→ What this task involves:
Without including any pictures, write out all the entries exactly.

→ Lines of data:
---*---

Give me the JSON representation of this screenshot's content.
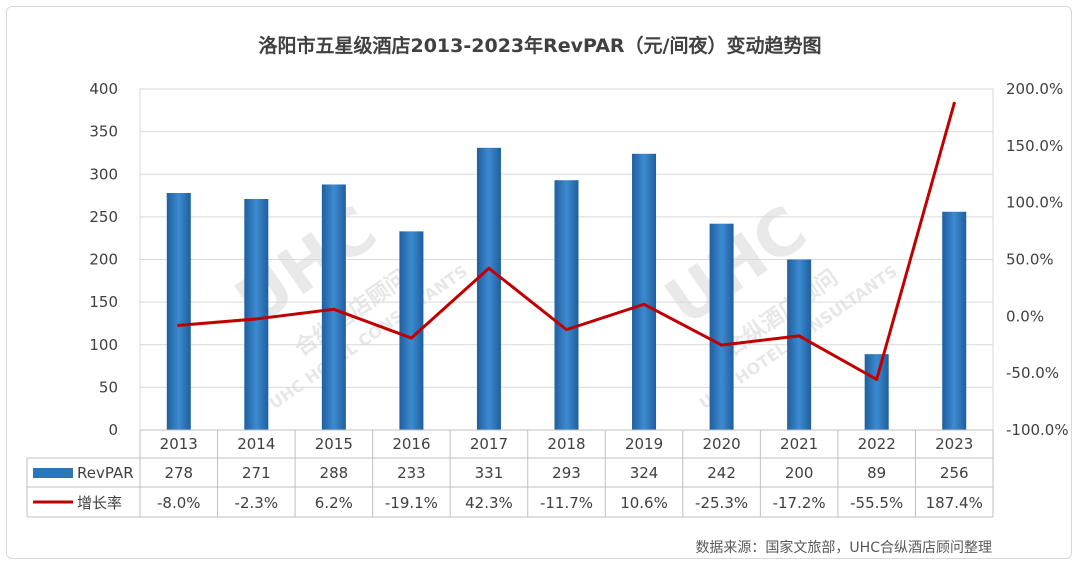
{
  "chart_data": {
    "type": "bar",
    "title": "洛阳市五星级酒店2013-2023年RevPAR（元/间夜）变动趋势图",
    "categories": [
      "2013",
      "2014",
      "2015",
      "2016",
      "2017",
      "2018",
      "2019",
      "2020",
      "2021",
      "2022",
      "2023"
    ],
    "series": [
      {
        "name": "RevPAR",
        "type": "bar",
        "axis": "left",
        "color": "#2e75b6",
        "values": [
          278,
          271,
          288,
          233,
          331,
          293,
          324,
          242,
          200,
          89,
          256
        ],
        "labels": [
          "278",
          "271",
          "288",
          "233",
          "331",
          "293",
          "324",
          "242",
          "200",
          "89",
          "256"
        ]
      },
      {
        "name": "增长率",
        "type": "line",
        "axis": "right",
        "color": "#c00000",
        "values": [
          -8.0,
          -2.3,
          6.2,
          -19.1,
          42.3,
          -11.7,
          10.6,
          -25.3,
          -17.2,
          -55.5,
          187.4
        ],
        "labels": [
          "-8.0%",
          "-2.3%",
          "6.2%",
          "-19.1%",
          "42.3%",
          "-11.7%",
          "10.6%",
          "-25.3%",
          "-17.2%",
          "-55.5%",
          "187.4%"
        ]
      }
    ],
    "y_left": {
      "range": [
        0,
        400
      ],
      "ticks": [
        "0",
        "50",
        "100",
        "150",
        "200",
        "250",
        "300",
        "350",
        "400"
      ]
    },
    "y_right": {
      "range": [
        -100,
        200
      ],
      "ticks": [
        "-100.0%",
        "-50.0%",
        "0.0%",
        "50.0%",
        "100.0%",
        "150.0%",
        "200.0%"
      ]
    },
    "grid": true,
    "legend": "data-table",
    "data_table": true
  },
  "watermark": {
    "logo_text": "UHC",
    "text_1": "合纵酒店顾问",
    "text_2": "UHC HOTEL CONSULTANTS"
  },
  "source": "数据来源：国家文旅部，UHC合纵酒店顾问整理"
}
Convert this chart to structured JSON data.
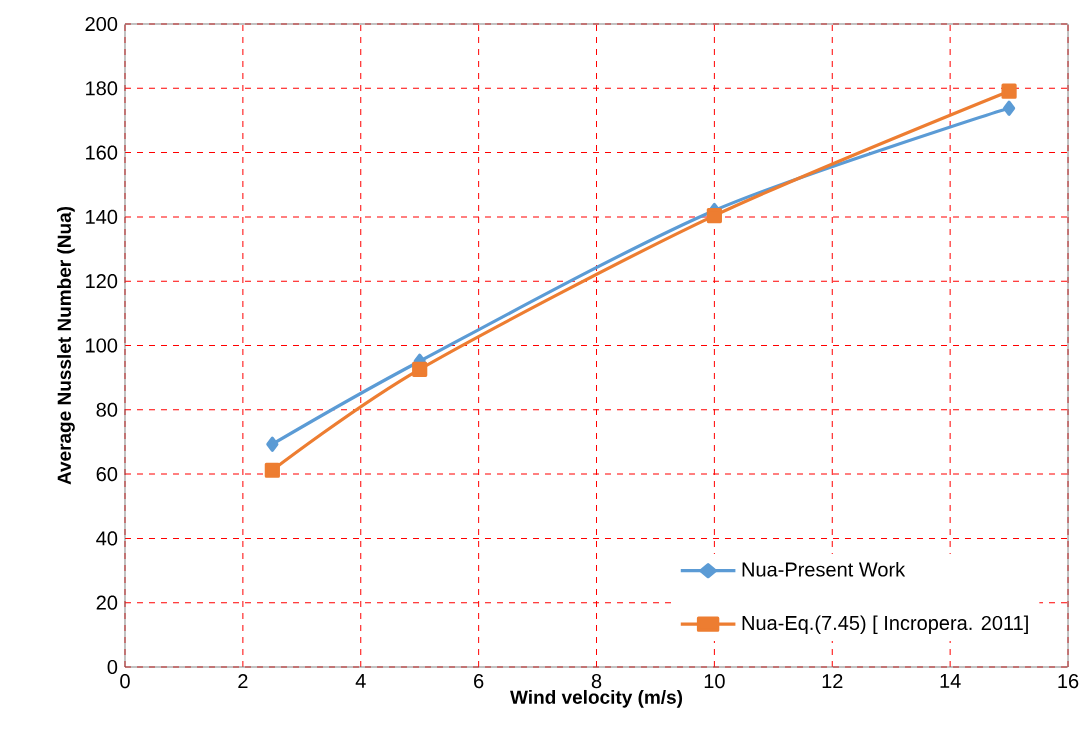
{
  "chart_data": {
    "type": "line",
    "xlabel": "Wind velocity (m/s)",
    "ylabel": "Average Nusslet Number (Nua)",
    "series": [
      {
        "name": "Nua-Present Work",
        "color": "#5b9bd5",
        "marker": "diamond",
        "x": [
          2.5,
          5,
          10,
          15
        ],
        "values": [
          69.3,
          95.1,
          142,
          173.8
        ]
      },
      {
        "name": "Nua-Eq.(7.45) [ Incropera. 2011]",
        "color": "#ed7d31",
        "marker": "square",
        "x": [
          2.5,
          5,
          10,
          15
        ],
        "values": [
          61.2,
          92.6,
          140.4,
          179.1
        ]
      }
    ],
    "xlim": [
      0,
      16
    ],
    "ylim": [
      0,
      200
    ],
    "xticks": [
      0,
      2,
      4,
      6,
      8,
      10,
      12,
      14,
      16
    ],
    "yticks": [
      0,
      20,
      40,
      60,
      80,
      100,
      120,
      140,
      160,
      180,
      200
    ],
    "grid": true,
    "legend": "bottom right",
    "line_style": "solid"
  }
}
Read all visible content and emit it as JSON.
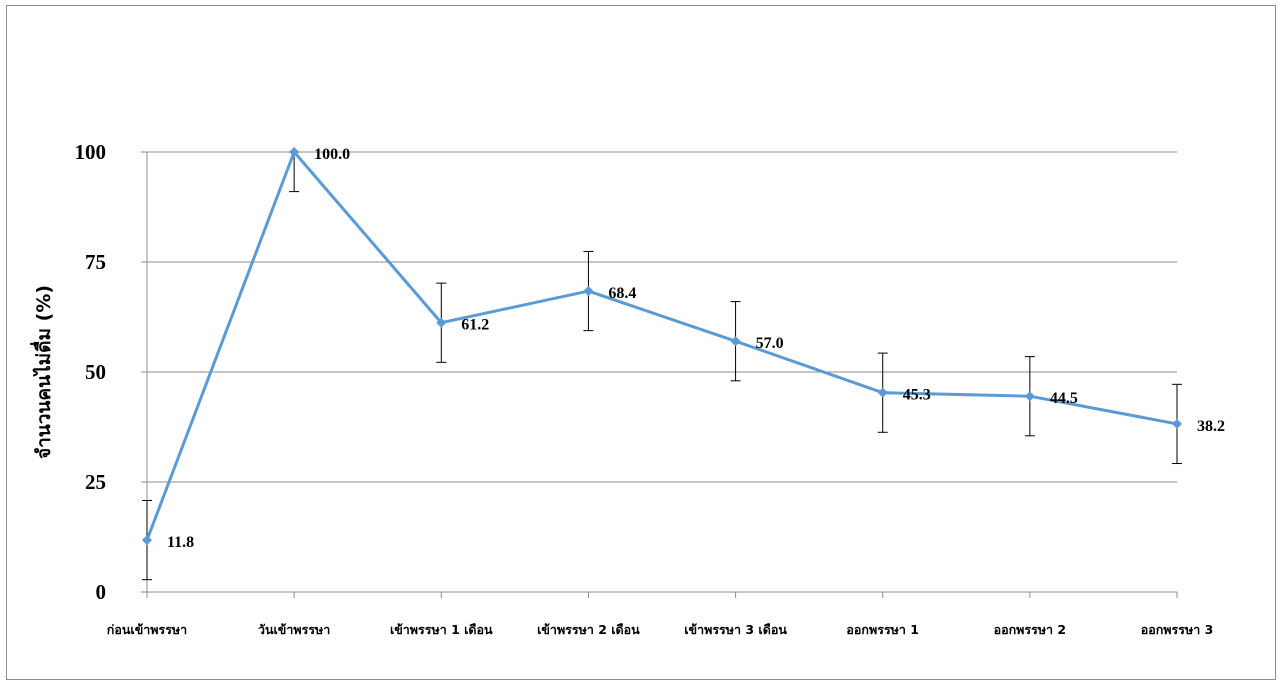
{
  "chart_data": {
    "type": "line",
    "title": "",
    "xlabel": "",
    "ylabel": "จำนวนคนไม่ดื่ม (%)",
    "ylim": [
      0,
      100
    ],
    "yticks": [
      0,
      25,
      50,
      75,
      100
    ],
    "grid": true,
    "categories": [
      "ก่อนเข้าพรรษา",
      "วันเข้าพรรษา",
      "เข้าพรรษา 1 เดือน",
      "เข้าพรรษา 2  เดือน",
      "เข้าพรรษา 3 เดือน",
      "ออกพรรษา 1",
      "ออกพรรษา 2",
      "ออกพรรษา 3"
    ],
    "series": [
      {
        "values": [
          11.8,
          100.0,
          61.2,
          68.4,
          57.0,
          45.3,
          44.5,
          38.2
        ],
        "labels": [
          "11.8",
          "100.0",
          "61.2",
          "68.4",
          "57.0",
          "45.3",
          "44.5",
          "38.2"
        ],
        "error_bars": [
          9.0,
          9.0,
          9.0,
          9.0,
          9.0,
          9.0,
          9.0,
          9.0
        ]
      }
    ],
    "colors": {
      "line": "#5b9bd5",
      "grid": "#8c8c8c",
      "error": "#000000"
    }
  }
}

---*---

→ Reply to the exercise:
Give me the JSON representation of this screenshot's content.
{
  "chart_data": {
    "type": "bar",
    "title": "洛阳市五星级酒店2013-2023年RevPAR（元/间夜）变动趋势图",
    "categories": [
      "2013",
      "2014",
      "2015",
      "2016",
      "2017",
      "2018",
      "2019",
      "2020",
      "2021",
      "2022",
      "2023"
    ],
    "series": [
      {
        "name": "RevPAR",
        "type": "bar",
        "axis": "left",
        "color": "#2e75b6",
        "values": [
          278,
          271,
          288,
          233,
          331,
          293,
          324,
          242,
          200,
          89,
          256
        ],
        "labels": [
          "278",
          "271",
          "288",
          "233",
          "331",
          "293",
          "324",
          "242",
          "200",
          "89",
          "256"
        ]
      },
      {
        "name": "增长率",
        "type": "line",
        "axis": "right",
        "color": "#c00000",
        "values": [
          -8.0,
          -2.3,
          6.2,
          -19.1,
          42.3,
          -11.7,
          10.6,
          -25.3,
          -17.2,
          -55.5,
          187.4
        ],
        "labels": [
          "-8.0%",
          "-2.3%",
          "6.2%",
          "-19.1%",
          "42.3%",
          "-11.7%",
          "10.6%",
          "-25.3%",
          "-17.2%",
          "-55.5%",
          "187.4%"
        ]
      }
    ],
    "y_left": {
      "range": [
        0,
        400
      ],
      "ticks": [
        "0",
        "50",
        "100",
        "150",
        "200",
        "250",
        "300",
        "350",
        "400"
      ]
    },
    "y_right": {
      "range": [
        -100,
        200
      ],
      "ticks": [
        "-100.0%",
        "-50.0%",
        "0.0%",
        "50.0%",
        "100.0%",
        "150.0%",
        "200.0%"
      ]
    },
    "grid": true,
    "legend": "data-table",
    "data_table": true
  },
  "watermark": {
    "logo_text": "UHC",
    "text_1": "合纵酒店顾问",
    "text_2": "UHC HOTEL CONSULTANTS"
  },
  "source": "数据来源：国家文旅部，UHC合纵酒店顾问整理"
}
Convert this chart to structured JSON data.
{
  "chart_data": {
    "type": "line",
    "xlabel": "Wind velocity (m/s)",
    "ylabel": "Average Nusslet Number (Nua)",
    "series": [
      {
        "name": "Nua-Present Work",
        "color": "#5b9bd5",
        "marker": "diamond",
        "x": [
          2.5,
          5,
          10,
          15
        ],
        "values": [
          69.3,
          95.1,
          142,
          173.8
        ]
      },
      {
        "name": "Nua-Eq.(7.45) [ Incropera. 2011]",
        "color": "#ed7d31",
        "marker": "square",
        "x": [
          2.5,
          5,
          10,
          15
        ],
        "values": [
          61.2,
          92.6,
          140.4,
          179.1
        ]
      }
    ],
    "xlim": [
      0,
      16
    ],
    "ylim": [
      0,
      200
    ],
    "xticks": [
      0,
      2,
      4,
      6,
      8,
      10,
      12,
      14,
      16
    ],
    "yticks": [
      0,
      20,
      40,
      60,
      80,
      100,
      120,
      140,
      160,
      180,
      200
    ],
    "grid": true,
    "legend": "bottom right",
    "line_style": "solid"
  }
}
Read all visible content and emit it as JSON.
{
  "chart_data": {
    "type": "line",
    "title": "",
    "xlabel": "",
    "ylabel": "จำนวนคนไม่ดื่ม (%)",
    "ylim": [
      0,
      100
    ],
    "yticks": [
      0,
      25,
      50,
      75,
      100
    ],
    "grid": true,
    "categories": [
      "ก่อนเข้าพรรษา",
      "วันเข้าพรรษา",
      "เข้าพรรษา 1 เดือน",
      "เข้าพรรษา 2  เดือน",
      "เข้าพรรษา 3 เดือน",
      "ออกพรรษา 1",
      "ออกพรรษา 2",
      "ออกพรรษา 3"
    ],
    "series": [
      {
        "values": [
          11.8,
          100.0,
          61.2,
          68.4,
          57.0,
          45.3,
          44.5,
          38.2
        ],
        "labels": [
          "11.8",
          "100.0",
          "61.2",
          "68.4",
          "57.0",
          "45.3",
          "44.5",
          "38.2"
        ],
        "error_bars": [
          9.0,
          9.0,
          9.0,
          9.0,
          9.0,
          9.0,
          9.0,
          9.0
        ]
      }
    ],
    "colors": {
      "line": "#5b9bd5",
      "grid": "#8c8c8c",
      "error": "#000000"
    }
  }
}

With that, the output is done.